**Stated exercise:** Of the lines in the records that follow, how many include the word "document"? Answer with a bare number.

**Information supplied:**
══════
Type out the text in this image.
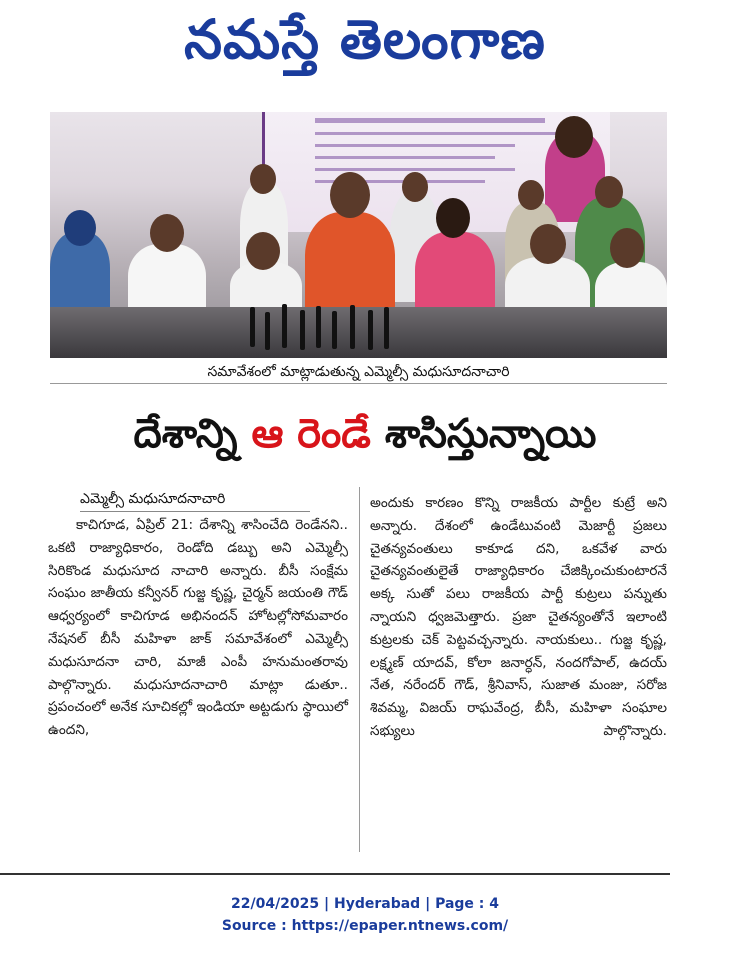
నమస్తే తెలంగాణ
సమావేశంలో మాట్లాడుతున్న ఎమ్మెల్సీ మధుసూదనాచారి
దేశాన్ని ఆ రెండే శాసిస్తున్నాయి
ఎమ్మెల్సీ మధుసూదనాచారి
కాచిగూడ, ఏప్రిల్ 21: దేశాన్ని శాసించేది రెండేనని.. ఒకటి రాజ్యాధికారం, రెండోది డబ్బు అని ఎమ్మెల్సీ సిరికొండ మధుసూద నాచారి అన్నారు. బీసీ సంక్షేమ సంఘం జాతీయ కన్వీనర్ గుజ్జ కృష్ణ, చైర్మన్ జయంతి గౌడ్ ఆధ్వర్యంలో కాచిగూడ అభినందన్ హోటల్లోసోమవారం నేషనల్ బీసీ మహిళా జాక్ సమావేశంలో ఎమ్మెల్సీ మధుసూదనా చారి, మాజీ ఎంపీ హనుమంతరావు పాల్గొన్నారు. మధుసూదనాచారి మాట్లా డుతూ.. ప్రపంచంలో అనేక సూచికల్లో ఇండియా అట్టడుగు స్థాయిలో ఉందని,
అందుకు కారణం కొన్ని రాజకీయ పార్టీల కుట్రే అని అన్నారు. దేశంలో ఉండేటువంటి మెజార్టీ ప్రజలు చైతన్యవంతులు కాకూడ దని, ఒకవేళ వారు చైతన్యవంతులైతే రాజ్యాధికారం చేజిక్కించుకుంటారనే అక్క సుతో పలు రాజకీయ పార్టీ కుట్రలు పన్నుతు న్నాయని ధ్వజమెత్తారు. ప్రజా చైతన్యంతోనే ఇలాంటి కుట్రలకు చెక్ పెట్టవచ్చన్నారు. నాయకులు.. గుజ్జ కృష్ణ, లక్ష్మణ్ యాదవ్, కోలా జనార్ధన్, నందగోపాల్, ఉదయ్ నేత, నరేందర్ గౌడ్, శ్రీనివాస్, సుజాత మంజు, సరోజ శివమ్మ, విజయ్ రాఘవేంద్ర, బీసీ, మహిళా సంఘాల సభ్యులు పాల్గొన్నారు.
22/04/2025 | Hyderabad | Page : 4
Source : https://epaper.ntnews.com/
══════
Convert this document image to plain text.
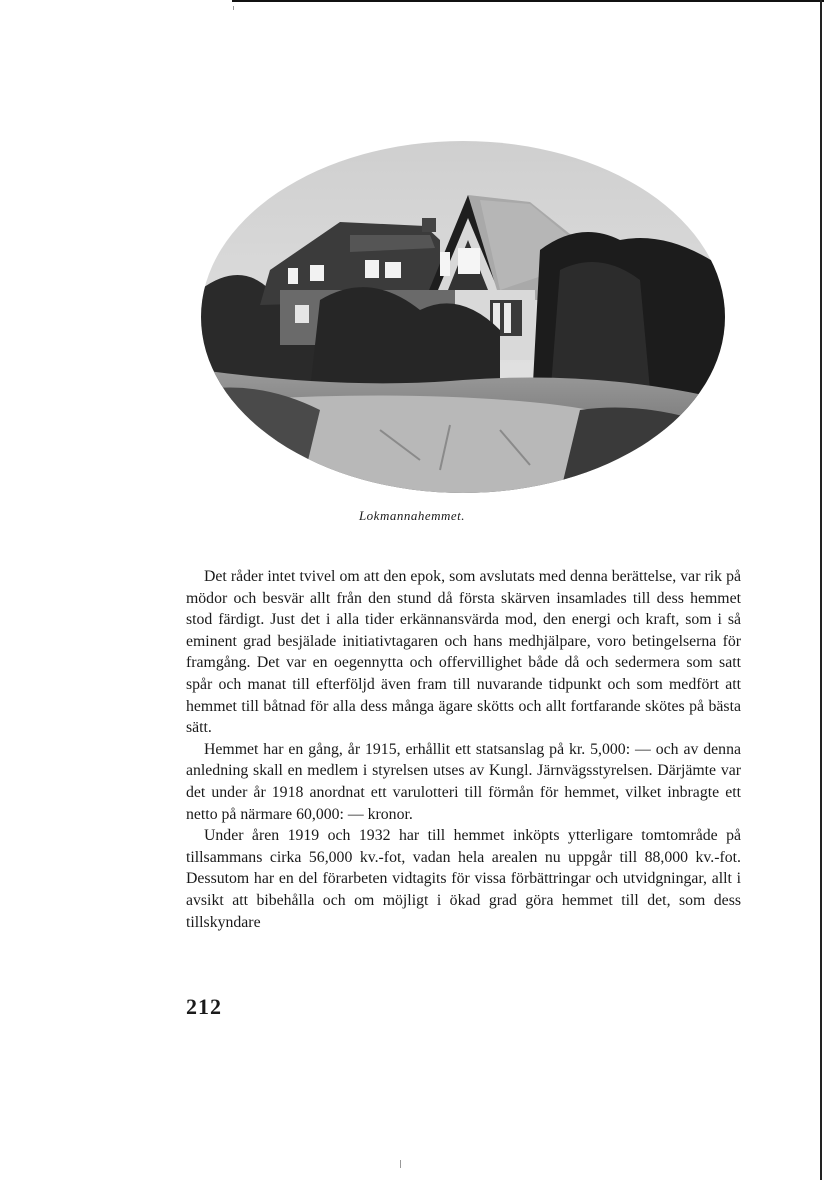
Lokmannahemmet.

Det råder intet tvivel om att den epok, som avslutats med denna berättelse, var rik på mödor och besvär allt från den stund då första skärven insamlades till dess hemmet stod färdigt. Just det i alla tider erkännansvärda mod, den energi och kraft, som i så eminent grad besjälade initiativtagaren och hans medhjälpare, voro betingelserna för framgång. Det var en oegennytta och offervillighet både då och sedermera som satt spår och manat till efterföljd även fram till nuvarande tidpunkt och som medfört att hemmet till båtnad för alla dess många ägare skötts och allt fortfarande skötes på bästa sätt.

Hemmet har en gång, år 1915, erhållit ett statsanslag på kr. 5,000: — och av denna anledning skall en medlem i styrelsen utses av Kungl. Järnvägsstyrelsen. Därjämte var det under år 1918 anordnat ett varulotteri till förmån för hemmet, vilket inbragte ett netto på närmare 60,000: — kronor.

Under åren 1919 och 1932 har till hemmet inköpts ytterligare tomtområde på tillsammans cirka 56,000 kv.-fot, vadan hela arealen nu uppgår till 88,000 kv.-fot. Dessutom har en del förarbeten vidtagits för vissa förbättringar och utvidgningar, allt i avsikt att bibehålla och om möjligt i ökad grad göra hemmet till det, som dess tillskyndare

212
══════
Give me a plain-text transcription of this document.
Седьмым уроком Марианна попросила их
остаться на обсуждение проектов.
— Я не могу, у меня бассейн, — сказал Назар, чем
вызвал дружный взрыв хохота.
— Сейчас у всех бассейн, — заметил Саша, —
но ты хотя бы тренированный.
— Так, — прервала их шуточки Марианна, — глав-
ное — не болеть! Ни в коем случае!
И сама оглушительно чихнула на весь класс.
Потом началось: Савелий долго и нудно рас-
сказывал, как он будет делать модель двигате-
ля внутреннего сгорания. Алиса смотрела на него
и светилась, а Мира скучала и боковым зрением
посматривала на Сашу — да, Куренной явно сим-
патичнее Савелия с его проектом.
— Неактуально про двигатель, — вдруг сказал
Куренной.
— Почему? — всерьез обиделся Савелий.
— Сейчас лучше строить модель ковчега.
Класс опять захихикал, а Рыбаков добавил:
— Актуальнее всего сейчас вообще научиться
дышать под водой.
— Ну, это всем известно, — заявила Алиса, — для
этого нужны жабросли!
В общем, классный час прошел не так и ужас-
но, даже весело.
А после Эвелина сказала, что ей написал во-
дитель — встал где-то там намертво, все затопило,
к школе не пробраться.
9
══════
**Solution to the problem:** 2